▶ [PROBLEM TO WORK ON]: Which lines in the records below contain the word "title"? Copy each of them.

***

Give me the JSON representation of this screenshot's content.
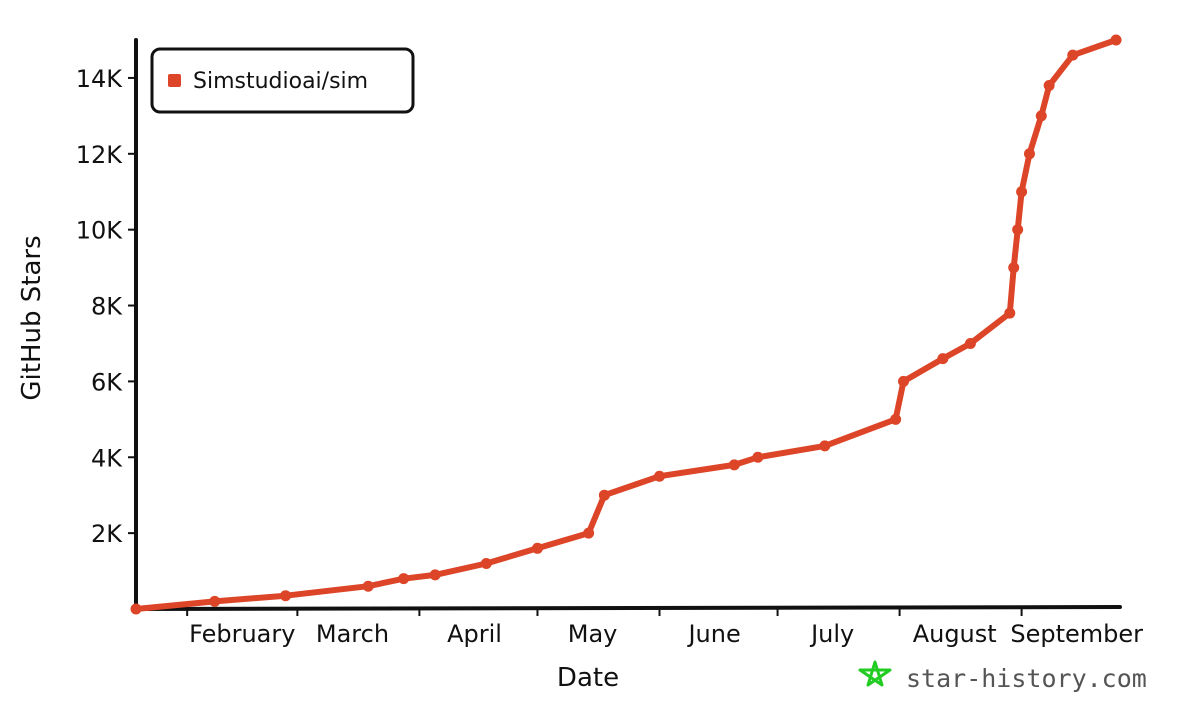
{
  "chart_data": {
    "type": "line",
    "title": "",
    "xlabel": "Date",
    "ylabel": "GitHub Stars",
    "x_tick_labels": [
      "February",
      "March",
      "April",
      "May",
      "June",
      "July",
      "August",
      "September"
    ],
    "y_tick_labels": [
      "2K",
      "4K",
      "6K",
      "8K",
      "10K",
      "12K",
      "14K"
    ],
    "y_ticks": [
      2000,
      4000,
      6000,
      8000,
      10000,
      12000,
      14000
    ],
    "x_range": [
      "2025-01-19",
      "2025-09-26"
    ],
    "ylim": [
      0,
      15000
    ],
    "grid": false,
    "legend_position": "top-left",
    "series": [
      {
        "name": "Simstudioai/sim",
        "color": "#dd4528",
        "points": [
          {
            "x": "2025-01-19",
            "y": 0
          },
          {
            "x": "2025-02-08",
            "y": 200
          },
          {
            "x": "2025-02-26",
            "y": 350
          },
          {
            "x": "2025-03-19",
            "y": 600
          },
          {
            "x": "2025-03-28",
            "y": 800
          },
          {
            "x": "2025-04-05",
            "y": 900
          },
          {
            "x": "2025-04-18",
            "y": 1200
          },
          {
            "x": "2025-05-01",
            "y": 1600
          },
          {
            "x": "2025-05-14",
            "y": 2000
          },
          {
            "x": "2025-05-18",
            "y": 3000
          },
          {
            "x": "2025-06-01",
            "y": 3500
          },
          {
            "x": "2025-06-20",
            "y": 3800
          },
          {
            "x": "2025-06-26",
            "y": 4000
          },
          {
            "x": "2025-07-13",
            "y": 4300
          },
          {
            "x": "2025-07-31",
            "y": 5000
          },
          {
            "x": "2025-08-02",
            "y": 6000
          },
          {
            "x": "2025-08-12",
            "y": 6600
          },
          {
            "x": "2025-08-19",
            "y": 7000
          },
          {
            "x": "2025-08-29",
            "y": 7800
          },
          {
            "x": "2025-08-30",
            "y": 9000
          },
          {
            "x": "2025-08-31",
            "y": 10000
          },
          {
            "x": "2025-09-01",
            "y": 11000
          },
          {
            "x": "2025-09-03",
            "y": 12000
          },
          {
            "x": "2025-09-06",
            "y": 13000
          },
          {
            "x": "2025-09-08",
            "y": 13800
          },
          {
            "x": "2025-09-14",
            "y": 14600
          },
          {
            "x": "2025-09-25",
            "y": 15000
          }
        ]
      }
    ]
  },
  "legend": {
    "series_label": "Simstudioai/sim",
    "marker_color": "#dd4528"
  },
  "watermark": {
    "text": "star-history.com",
    "icon": "star-icon",
    "icon_color": "#22cc22"
  }
}
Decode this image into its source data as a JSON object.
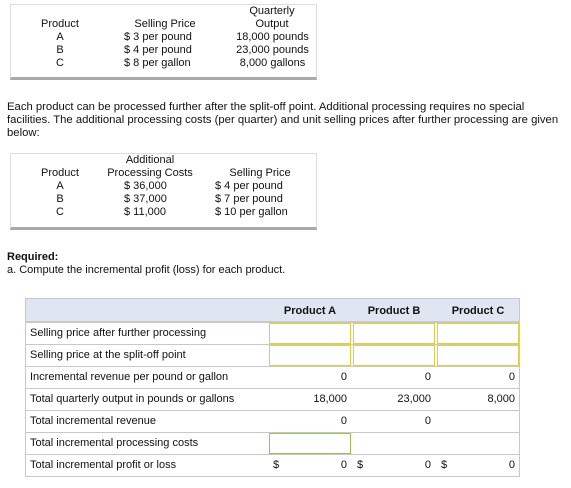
{
  "table1": {
    "headers": [
      "Product",
      "Selling Price",
      "Quarterly Output"
    ],
    "rows": [
      [
        "A",
        "$ 3 per pound",
        "18,000 pounds"
      ],
      [
        "B",
        "$ 4 per pound",
        "23,000 pounds"
      ],
      [
        "C",
        "$ 8 per gallon",
        "8,000 gallons"
      ]
    ]
  },
  "paragraph": "Each product can be processed further after the split-off point. Additional processing requires no special facilities. The additional processing costs (per quarter) and unit selling prices after further processing are given below:",
  "table2": {
    "headers": [
      "Product",
      "Additional Processing Costs",
      "Selling Price"
    ],
    "rows": [
      [
        "A",
        "$ 36,000",
        "$ 4 per pound"
      ],
      [
        "B",
        "$ 37,000",
        "$ 7 per pound"
      ],
      [
        "C",
        "$ 11,000",
        "$ 10 per gallon"
      ]
    ]
  },
  "required": {
    "heading": "Required:",
    "task": "a. Compute the incremental profit (loss) for each product."
  },
  "answer_table": {
    "headers": [
      "Product A",
      "Product B",
      "Product C"
    ],
    "rows": [
      {
        "label": "Selling price after further processing",
        "values": [
          null,
          null,
          null
        ]
      },
      {
        "label": "Selling price at the split-off point",
        "values": [
          null,
          null,
          null
        ]
      },
      {
        "label": "Incremental revenue per pound or gallon",
        "values": [
          "0",
          "0",
          "0"
        ]
      },
      {
        "label": "Total quarterly output in pounds or gallons",
        "values": [
          "18,000",
          "23,000",
          "8,000"
        ]
      },
      {
        "label": "Total incremental revenue",
        "values": [
          "0",
          "0",
          null
        ]
      },
      {
        "label": "Total incremental processing costs",
        "values": [
          null,
          null,
          null
        ]
      },
      {
        "label": "Total incremental profit or loss",
        "values": [
          "0",
          "0",
          "0"
        ],
        "dollar_signs": [
          "$",
          "$",
          "$"
        ]
      }
    ]
  }
}
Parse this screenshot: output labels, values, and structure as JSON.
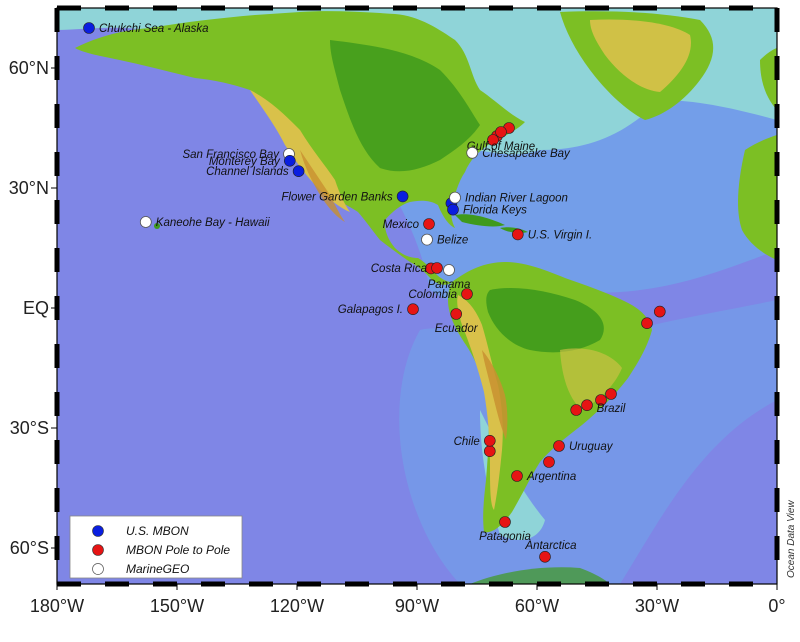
{
  "credit": "Ocean Data View",
  "axes": {
    "lon_ticks": [
      {
        "lon": -180,
        "label": "180°W"
      },
      {
        "lon": -150,
        "label": "150°W"
      },
      {
        "lon": -120,
        "label": "120°W"
      },
      {
        "lon": -90,
        "label": "90°W"
      },
      {
        "lon": -60,
        "label": "60°W"
      },
      {
        "lon": -30,
        "label": "30°W"
      },
      {
        "lon": 0,
        "label": "0°"
      }
    ],
    "lat_ticks": [
      {
        "lat": 60,
        "label": "60°N"
      },
      {
        "lat": 30,
        "label": "30°N"
      },
      {
        "lat": 0,
        "label": "EQ"
      },
      {
        "lat": -30,
        "label": "30°S"
      },
      {
        "lat": -60,
        "label": "60°S"
      }
    ]
  },
  "colors": {
    "ocean_deep": "#7f86e6",
    "ocean_mid": "#6fa6ea",
    "ocean_shelf": "#8fd4d8",
    "land_low": "#3f9a1c",
    "land_mid": "#7cbf24",
    "land_high": "#d9c14a",
    "land_peak": "#c89030",
    "us_mbon": "#0a1ee0",
    "pole_to_pole": "#e61414",
    "marinegeo": "#ffffff"
  },
  "legend": {
    "items": [
      {
        "key": "us_mbon",
        "label": "U.S. MBON"
      },
      {
        "key": "pole_to_pole",
        "label": "MBON Pole to Pole"
      },
      {
        "key": "marinegeo",
        "label": "MarineGEO"
      }
    ]
  },
  "sites": [
    {
      "name": "Chukchi Sea - Alaska",
      "lon": -172,
      "lat": 70,
      "network": "us_mbon",
      "label_side": "right"
    },
    {
      "name": "San Francisco Bay",
      "lon": -122,
      "lat": 38.5,
      "network": "marinegeo",
      "label_side": "left"
    },
    {
      "name": "Monterey Bay",
      "lon": -121.8,
      "lat": 36.8,
      "network": "us_mbon",
      "label_side": "left"
    },
    {
      "name": "Channel Islands",
      "lon": -119.6,
      "lat": 34.2,
      "network": "us_mbon",
      "label_side": "left"
    },
    {
      "name": "Flower Garden Banks",
      "lon": -93.6,
      "lat": 27.9,
      "network": "us_mbon",
      "label_side": "left"
    },
    {
      "name": "Kaneohe Bay - Hawaii",
      "lon": -157.8,
      "lat": 21.5,
      "network": "marinegeo",
      "label_side": "right"
    },
    {
      "name": "Gulf of Maine",
      "lon": -69,
      "lat": 44,
      "network": "pole_to_pole",
      "label_side": "below"
    },
    {
      "name": "Chesapeake Bay",
      "lon": -76.2,
      "lat": 38.8,
      "network": "marinegeo",
      "label_side": "right"
    },
    {
      "name": "Indian River Lagoon",
      "lon": -80.5,
      "lat": 27.6,
      "network": "marinegeo",
      "label_side": "right"
    },
    {
      "name": "Florida Keys",
      "lon": -81,
      "lat": 24.6,
      "network": "us_mbon",
      "label_side": "right"
    },
    {
      "name": "Mexico",
      "lon": -87,
      "lat": 21,
      "network": "pole_to_pole",
      "label_side": "left"
    },
    {
      "name": "Belize",
      "lon": -87.5,
      "lat": 17.1,
      "network": "marinegeo",
      "label_side": "right"
    },
    {
      "name": "U.S. Virgin I.",
      "lon": -64.8,
      "lat": 18.4,
      "network": "pole_to_pole",
      "label_side": "right"
    },
    {
      "name": "Costa Rica",
      "lon": -85,
      "lat": 10,
      "network": "pole_to_pole",
      "label_side": "left"
    },
    {
      "name": "Panama",
      "lon": -82,
      "lat": 9.5,
      "network": "marinegeo",
      "label_side": "below"
    },
    {
      "name": "Colombia",
      "lon": -77.5,
      "lat": 3.5,
      "network": "pole_to_pole",
      "label_side": "left"
    },
    {
      "name": "Galapagos I.",
      "lon": -91,
      "lat": -0.3,
      "network": "pole_to_pole",
      "label_side": "left"
    },
    {
      "name": "Ecuador",
      "lon": -80.2,
      "lat": -1.5,
      "network": "pole_to_pole",
      "label_side": "below"
    },
    {
      "name": "Brazil",
      "lon": -41.5,
      "lat": -21.5,
      "network": "pole_to_pole",
      "label_side": "below"
    },
    {
      "name": "Chile",
      "lon": -71.8,
      "lat": -33.2,
      "network": "pole_to_pole",
      "label_side": "left"
    },
    {
      "name": "Uruguay",
      "lon": -54.5,
      "lat": -34.5,
      "network": "pole_to_pole",
      "label_side": "right"
    },
    {
      "name": "Argentina",
      "lon": -65,
      "lat": -42,
      "network": "pole_to_pole",
      "label_side": "right"
    },
    {
      "name": "Patagonia",
      "lon": -68,
      "lat": -53.5,
      "network": "pole_to_pole",
      "label_side": "below"
    },
    {
      "name": "Antarctica",
      "lon": -58,
      "lat": -62.2,
      "network": "pole_to_pole",
      "label_side": "above"
    }
  ],
  "extra_markers": [
    {
      "lon": -67,
      "lat": 45,
      "network": "pole_to_pole"
    },
    {
      "lon": -70,
      "lat": 43,
      "network": "pole_to_pole"
    },
    {
      "lon": -71,
      "lat": 42,
      "network": "pole_to_pole"
    },
    {
      "lon": -81.4,
      "lat": 26.2,
      "network": "us_mbon"
    },
    {
      "lon": -86.5,
      "lat": 9.9,
      "network": "pole_to_pole"
    },
    {
      "lon": -32.5,
      "lat": -3.8,
      "network": "pole_to_pole"
    },
    {
      "lon": -29.3,
      "lat": -0.9,
      "network": "pole_to_pole"
    },
    {
      "lon": -44,
      "lat": -23,
      "network": "pole_to_pole"
    },
    {
      "lon": -47.5,
      "lat": -24.3,
      "network": "pole_to_pole"
    },
    {
      "lon": -50.2,
      "lat": -25.5,
      "network": "pole_to_pole"
    },
    {
      "lon": -57,
      "lat": -38.5,
      "network": "pole_to_pole"
    },
    {
      "lon": -71.8,
      "lat": -35.8,
      "network": "pole_to_pole"
    }
  ]
}
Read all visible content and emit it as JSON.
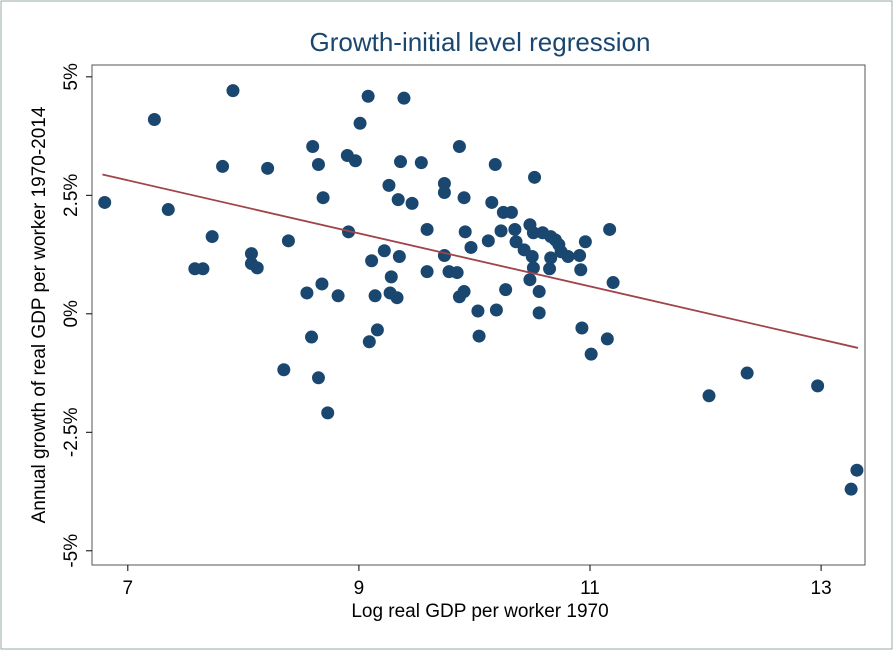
{
  "chart_data": {
    "type": "scatter",
    "title": "Growth-initial level regression",
    "x_label": "Log real GDP per worker 1970",
    "y_label": "Annual growth of real GDP per worker 1970-2014",
    "xlim": [
      6.69,
      13.38
    ],
    "ylim": [
      -5.3,
      5.25
    ],
    "xticks": [
      7,
      9,
      11,
      13
    ],
    "yticks": [
      {
        "value": -5,
        "label": "-5%"
      },
      {
        "value": -2.5,
        "label": "-2.5%"
      },
      {
        "value": 0,
        "label": "0%"
      },
      {
        "value": 2.5,
        "label": "2.5%"
      },
      {
        "value": 5,
        "label": "5%"
      }
    ],
    "grid": false,
    "color": "#1a476f",
    "fit": {
      "color": "#a0444a",
      "x": [
        6.78,
        13.32
      ],
      "y": [
        2.94,
        -0.72
      ]
    },
    "x": [
      6.8,
      7.23,
      7.35,
      7.91,
      7.82,
      7.58,
      7.65,
      7.73,
      8.07,
      8.07,
      8.12,
      8.21,
      8.39,
      8.35,
      8.55,
      8.59,
      8.6,
      8.65,
      8.69,
      8.65,
      8.68,
      8.73,
      8.82,
      8.91,
      8.9,
      8.97,
      9.01,
      9.08,
      9.39,
      9.11,
      9.09,
      9.16,
      9.14,
      9.22,
      9.26,
      9.28,
      9.27,
      9.33,
      9.34,
      9.35,
      9.36,
      9.46,
      9.54,
      9.59,
      9.59,
      9.74,
      9.74,
      9.74,
      9.78,
      9.85,
      9.87,
      9.91,
      9.91,
      9.87,
      9.92,
      9.97,
      10.03,
      10.04,
      10.12,
      10.15,
      10.18,
      10.19,
      10.23,
      10.25,
      10.27,
      10.32,
      10.35,
      10.36,
      10.43,
      10.48,
      10.48,
      10.51,
      10.5,
      10.52,
      10.51,
      10.56,
      10.56,
      10.59,
      10.65,
      10.66,
      10.66,
      10.7,
      10.73,
      10.75,
      10.81,
      10.91,
      10.92,
      10.96,
      10.93,
      11.01,
      11.15,
      11.17,
      11.2,
      12.03,
      12.36,
      12.97,
      13.26,
      13.31
    ],
    "y": [
      2.35,
      4.1,
      2.2,
      4.71,
      3.11,
      0.95,
      0.95,
      1.63,
      1.27,
      1.06,
      0.97,
      3.07,
      1.54,
      -1.18,
      0.44,
      -0.49,
      3.53,
      3.15,
      2.45,
      -1.35,
      0.63,
      -2.09,
      0.38,
      1.73,
      3.34,
      3.23,
      4.02,
      4.59,
      4.55,
      1.12,
      -0.59,
      -0.34,
      0.38,
      1.33,
      2.71,
      0.78,
      0.44,
      0.34,
      2.41,
      1.21,
      3.21,
      2.33,
      3.19,
      1.78,
      0.89,
      2.75,
      2.56,
      1.23,
      0.89,
      0.87,
      3.53,
      2.45,
      0.47,
      0.36,
      1.73,
      1.4,
      0.06,
      -0.47,
      1.54,
      2.35,
      3.15,
      0.08,
      1.75,
      2.14,
      0.51,
      2.14,
      1.78,
      1.52,
      1.35,
      1.88,
      0.72,
      1.71,
      1.21,
      2.88,
      0.97,
      0.47,
      0.02,
      1.71,
      0.95,
      1.18,
      1.63,
      1.56,
      1.46,
      1.31,
      1.21,
      1.23,
      0.93,
      1.52,
      -0.3,
      -0.85,
      -0.53,
      1.78,
      0.66,
      -1.73,
      -1.25,
      -1.52,
      -3.7,
      -3.3
    ]
  }
}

***

▶ [WRITTEN RESPONSE]:
    "title": "",
    "title": "Growth-initial level regression",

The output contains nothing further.